[Excerpts from a figure dataset]
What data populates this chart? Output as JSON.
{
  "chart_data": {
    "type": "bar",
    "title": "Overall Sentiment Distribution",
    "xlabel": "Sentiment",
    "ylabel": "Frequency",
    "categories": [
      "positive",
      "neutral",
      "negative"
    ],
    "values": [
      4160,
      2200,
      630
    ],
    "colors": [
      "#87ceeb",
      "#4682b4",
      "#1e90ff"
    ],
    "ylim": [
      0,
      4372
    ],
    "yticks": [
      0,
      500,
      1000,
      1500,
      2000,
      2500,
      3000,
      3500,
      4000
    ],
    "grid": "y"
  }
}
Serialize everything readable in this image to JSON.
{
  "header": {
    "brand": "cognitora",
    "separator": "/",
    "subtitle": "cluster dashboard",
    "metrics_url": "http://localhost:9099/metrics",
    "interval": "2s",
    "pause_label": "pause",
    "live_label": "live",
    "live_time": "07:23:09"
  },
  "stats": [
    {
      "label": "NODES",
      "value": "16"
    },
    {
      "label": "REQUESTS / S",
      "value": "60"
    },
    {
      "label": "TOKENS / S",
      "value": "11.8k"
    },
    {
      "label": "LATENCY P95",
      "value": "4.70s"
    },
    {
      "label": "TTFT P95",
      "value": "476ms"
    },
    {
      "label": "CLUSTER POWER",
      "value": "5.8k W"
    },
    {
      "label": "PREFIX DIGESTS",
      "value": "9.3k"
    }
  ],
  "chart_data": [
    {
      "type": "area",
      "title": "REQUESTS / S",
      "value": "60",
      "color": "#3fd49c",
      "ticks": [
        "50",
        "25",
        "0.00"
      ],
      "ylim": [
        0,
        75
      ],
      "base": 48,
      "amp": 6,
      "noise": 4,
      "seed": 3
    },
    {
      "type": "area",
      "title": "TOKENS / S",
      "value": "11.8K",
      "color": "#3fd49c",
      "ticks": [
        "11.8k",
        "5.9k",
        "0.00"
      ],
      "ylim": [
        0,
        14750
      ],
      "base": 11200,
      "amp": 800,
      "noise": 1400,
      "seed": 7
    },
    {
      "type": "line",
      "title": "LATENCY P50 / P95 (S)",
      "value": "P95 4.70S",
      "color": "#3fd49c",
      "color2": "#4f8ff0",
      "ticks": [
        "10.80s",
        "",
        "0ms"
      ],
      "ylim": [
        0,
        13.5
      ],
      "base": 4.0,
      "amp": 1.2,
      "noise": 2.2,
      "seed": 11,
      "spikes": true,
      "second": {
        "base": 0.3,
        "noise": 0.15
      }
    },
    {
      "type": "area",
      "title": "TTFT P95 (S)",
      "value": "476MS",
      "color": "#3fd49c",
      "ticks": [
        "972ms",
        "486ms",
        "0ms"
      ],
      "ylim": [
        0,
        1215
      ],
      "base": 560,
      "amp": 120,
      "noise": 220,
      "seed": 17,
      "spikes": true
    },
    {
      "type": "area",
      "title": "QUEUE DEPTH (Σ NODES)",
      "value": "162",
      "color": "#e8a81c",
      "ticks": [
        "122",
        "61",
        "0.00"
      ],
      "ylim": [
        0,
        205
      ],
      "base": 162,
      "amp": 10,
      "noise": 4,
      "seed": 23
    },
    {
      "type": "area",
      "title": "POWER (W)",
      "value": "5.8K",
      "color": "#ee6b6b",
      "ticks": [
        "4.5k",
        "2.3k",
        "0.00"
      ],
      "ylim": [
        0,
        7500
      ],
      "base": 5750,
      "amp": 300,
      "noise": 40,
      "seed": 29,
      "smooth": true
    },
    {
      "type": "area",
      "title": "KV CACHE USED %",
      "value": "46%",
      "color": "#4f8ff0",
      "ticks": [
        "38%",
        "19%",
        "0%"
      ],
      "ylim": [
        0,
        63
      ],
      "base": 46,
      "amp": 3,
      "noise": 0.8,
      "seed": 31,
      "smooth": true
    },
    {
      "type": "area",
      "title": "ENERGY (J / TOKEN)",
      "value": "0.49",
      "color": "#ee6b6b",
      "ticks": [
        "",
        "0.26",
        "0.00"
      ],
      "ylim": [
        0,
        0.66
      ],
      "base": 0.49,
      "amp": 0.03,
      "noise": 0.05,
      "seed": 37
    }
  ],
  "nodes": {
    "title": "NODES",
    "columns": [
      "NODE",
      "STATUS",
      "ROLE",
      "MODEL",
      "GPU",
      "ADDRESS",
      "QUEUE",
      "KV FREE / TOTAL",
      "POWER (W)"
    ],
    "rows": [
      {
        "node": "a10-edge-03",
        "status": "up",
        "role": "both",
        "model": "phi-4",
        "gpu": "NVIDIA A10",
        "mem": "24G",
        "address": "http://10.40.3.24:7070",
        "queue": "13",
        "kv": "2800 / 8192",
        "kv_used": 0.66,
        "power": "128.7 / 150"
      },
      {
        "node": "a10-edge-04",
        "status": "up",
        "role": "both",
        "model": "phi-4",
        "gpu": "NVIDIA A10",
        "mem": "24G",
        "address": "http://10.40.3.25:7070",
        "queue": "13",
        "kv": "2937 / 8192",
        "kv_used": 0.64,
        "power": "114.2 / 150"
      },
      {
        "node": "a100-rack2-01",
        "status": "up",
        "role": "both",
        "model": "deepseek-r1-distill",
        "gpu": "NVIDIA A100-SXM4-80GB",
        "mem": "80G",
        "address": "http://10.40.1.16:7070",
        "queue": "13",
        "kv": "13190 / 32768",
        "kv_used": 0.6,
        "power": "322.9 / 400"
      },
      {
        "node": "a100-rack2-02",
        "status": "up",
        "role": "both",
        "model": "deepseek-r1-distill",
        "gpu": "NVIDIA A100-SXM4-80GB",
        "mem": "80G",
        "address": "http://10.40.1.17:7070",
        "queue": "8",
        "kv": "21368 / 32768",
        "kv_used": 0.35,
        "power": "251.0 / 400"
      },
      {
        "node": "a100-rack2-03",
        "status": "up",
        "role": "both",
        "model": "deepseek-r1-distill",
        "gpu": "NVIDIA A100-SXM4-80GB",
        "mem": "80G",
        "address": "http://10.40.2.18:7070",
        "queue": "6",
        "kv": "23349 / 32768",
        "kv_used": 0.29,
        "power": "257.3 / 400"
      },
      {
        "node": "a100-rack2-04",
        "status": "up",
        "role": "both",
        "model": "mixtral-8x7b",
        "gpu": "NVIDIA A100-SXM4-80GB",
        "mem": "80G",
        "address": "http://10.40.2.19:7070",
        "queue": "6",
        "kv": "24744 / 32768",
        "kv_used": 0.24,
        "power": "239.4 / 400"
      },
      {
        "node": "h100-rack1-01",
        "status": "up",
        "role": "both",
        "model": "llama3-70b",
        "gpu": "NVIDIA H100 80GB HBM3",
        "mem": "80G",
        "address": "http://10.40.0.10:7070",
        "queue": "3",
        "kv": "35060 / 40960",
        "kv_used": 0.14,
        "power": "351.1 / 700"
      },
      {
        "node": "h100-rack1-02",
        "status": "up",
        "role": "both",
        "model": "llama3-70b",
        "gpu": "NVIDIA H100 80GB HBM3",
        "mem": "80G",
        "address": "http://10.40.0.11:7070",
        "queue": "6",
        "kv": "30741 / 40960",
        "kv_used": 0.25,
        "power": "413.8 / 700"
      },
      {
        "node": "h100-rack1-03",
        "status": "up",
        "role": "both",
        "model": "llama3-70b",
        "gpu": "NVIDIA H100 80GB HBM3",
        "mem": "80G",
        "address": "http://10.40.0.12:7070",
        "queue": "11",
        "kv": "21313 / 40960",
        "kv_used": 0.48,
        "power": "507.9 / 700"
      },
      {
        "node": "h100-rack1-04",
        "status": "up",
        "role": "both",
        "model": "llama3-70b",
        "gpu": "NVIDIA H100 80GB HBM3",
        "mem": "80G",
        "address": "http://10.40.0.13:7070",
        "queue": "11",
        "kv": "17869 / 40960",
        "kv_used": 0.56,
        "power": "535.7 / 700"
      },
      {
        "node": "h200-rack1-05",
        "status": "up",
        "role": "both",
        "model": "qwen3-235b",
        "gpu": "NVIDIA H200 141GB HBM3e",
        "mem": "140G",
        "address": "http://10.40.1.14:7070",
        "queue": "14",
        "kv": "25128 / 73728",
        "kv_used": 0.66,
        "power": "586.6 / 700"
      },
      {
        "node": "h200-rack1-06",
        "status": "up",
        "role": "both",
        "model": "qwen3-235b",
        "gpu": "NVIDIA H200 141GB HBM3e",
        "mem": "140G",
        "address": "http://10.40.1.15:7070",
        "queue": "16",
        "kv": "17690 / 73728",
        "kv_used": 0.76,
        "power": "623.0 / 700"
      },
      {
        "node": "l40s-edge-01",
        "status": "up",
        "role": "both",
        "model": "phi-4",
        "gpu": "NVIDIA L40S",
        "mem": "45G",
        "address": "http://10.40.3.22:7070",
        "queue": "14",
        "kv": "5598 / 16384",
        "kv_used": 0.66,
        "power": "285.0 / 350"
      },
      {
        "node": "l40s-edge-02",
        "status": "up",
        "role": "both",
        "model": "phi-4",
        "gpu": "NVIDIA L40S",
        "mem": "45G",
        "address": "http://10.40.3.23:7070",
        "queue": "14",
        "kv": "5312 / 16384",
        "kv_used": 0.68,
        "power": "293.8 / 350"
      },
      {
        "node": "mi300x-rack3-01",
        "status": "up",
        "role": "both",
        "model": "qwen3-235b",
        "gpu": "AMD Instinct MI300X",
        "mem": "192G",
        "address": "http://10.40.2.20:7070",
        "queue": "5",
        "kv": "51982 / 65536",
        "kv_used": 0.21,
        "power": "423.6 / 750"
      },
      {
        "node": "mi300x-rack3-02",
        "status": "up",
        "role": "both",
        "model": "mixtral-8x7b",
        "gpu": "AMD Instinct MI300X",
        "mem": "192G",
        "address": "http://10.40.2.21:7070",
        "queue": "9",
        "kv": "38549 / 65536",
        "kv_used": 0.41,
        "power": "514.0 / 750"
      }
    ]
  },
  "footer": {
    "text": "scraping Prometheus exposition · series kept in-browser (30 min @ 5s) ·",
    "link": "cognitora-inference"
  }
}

WHAT NEEDS TO BE DONE:
Collect every line with the string "true" from the records, and copy each.

CORRECT RESULT:
      "spikes": true,
      "spikes": true
      "smooth": true
      "smooth": true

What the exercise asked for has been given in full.